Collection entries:

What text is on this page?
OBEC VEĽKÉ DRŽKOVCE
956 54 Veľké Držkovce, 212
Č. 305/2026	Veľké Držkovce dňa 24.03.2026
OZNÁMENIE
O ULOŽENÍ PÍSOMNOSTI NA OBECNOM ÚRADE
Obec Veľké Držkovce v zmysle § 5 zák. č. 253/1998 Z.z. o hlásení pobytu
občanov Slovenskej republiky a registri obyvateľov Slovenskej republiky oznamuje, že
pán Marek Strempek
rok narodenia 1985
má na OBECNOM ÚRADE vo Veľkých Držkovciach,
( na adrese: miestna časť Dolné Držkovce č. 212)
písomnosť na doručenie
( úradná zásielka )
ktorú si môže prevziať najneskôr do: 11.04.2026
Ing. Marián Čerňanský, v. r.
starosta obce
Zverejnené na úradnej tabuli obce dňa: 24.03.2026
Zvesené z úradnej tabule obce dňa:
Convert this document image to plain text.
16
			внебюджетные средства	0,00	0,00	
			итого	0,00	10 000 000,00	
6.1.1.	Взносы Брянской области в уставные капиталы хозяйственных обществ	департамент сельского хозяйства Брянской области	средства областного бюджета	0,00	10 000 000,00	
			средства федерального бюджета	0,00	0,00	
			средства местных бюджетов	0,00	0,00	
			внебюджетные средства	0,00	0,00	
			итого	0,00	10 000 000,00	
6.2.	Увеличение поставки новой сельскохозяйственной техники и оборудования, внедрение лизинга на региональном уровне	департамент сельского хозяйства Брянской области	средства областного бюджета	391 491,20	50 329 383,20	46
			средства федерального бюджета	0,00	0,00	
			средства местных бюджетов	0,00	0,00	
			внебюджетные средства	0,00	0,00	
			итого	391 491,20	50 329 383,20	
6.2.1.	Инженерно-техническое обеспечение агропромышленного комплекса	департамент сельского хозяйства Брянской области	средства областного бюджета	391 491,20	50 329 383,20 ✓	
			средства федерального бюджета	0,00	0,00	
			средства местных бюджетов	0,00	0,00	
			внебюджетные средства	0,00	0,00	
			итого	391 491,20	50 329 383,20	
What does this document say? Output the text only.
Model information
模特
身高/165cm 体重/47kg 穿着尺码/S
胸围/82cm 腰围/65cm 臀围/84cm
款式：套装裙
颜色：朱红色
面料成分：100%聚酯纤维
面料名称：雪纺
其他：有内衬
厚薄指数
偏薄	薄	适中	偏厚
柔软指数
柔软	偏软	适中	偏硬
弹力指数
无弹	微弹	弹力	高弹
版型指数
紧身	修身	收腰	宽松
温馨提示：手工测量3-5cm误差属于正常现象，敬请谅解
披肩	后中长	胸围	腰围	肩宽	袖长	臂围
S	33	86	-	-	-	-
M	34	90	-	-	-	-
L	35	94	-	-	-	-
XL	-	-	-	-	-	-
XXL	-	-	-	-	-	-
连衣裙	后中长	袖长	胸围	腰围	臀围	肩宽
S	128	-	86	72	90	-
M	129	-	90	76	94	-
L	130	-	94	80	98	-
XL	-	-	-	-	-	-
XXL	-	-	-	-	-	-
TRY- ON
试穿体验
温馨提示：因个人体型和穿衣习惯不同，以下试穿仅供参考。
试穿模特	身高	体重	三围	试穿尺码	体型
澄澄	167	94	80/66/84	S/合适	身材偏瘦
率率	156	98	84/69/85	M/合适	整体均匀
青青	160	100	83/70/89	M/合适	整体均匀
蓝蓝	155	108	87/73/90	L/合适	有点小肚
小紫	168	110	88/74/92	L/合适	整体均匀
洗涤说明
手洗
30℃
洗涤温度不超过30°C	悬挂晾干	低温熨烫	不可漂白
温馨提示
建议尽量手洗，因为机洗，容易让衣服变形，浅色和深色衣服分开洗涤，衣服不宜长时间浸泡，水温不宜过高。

- [Stated problem]
Reproduce the lines from the one containing "Convert this document image to plain text." to the end of the entries, keeping both ends and adding nothing.

- [Solution for this task]
Convert this document image to plain text.
16
			внебюджетные средства	0,00	0,00	
			итого	0,00	10 000 000,00	
6.1.1.	Взносы Брянской области в уставные капиталы хозяйственных обществ	департамент сельского хозяйства Брянской области	средства областного бюджета	0,00	10 000 000,00	
			средства федерального бюджета	0,00	0,00	
			средства местных бюджетов	0,00	0,00	
			внебюджетные средства	0,00	0,00	
			итого	0,00	10 000 000,00	
6.2.	Увеличение поставки новой сельскохозяйственной техники и оборудования, внедрение лизинга на региональном уровне	департамент сельского хозяйства Брянской области	средства областного бюджета	391 491,20	50 329 383,20	46
			средства федерального бюджета	0,00	0,00	
			средства местных бюджетов	0,00	0,00	
			внебюджетные средства	0,00	0,00	
			итого	391 491,20	50 329 383,20	
6.2.1.	Инженерно-техническое обеспечение агропромышленного комплекса	департамент сельского хозяйства Брянской области	средства областного бюджета	391 491,20	50 329 383,20 ✓	
			средства федерального бюджета	0,00	0,00	
			средства местных бюджетов	0,00	0,00	
			внебюджетные средства	0,00	0,00	
			итого	391 491,20	50 329 383,20	
What does this document say? Output the text only.
Model information
模特
身高/165cm 体重/47kg 穿着尺码/S
胸围/82cm 腰围/65cm 臀围/84cm
款式：套装裙
颜色：朱红色
面料成分：100%聚酯纤维
面料名称：雪纺
其他：有内衬
厚薄指数
偏薄	薄	适中	偏厚
柔软指数
柔软	偏软	适中	偏硬
弹力指数
无弹	微弹	弹力	高弹
版型指数
紧身	修身	收腰	宽松
温馨提示：手工测量3-5cm误差属于正常现象，敬请谅解
披肩	后中长	胸围	腰围	肩宽	袖长	臂围
S	33	86	-	-	-	-
M	34	90	-	-	-	-
L	35	94	-	-	-	-
XL	-	-	-	-	-	-
XXL	-	-	-	-	-	-
连衣裙	后中长	袖长	胸围	腰围	臀围	肩宽
S	128	-	86	72	90	-
M	129	-	90	76	94	-
L	130	-	94	80	98	-
XL	-	-	-	-	-	-
XXL	-	-	-	-	-	-
TRY- ON
试穿体验
温馨提示：因个人体型和穿衣习惯不同，以下试穿仅供参考。
试穿模特	身高	体重	三围	试穿尺码	体型
澄澄	167	94	80/66/84	S/合适	身材偏瘦
率率	156	98	84/69/85	M/合适	整体均匀
青青	160	100	83/70/89	M/合适	整体均匀
蓝蓝	155	108	87/73/90	L/合适	有点小肚
小紫	168	110	88/74/92	L/合适	整体均匀
洗涤说明
手洗
30℃
洗涤温度不超过30°C	悬挂晾干	低温熨烫	不可漂白
温馨提示
建议尽量手洗，因为机洗，容易让衣服变形，浅色和深色衣服分开洗涤，衣服不宜长时间浸泡，水温不宜过高。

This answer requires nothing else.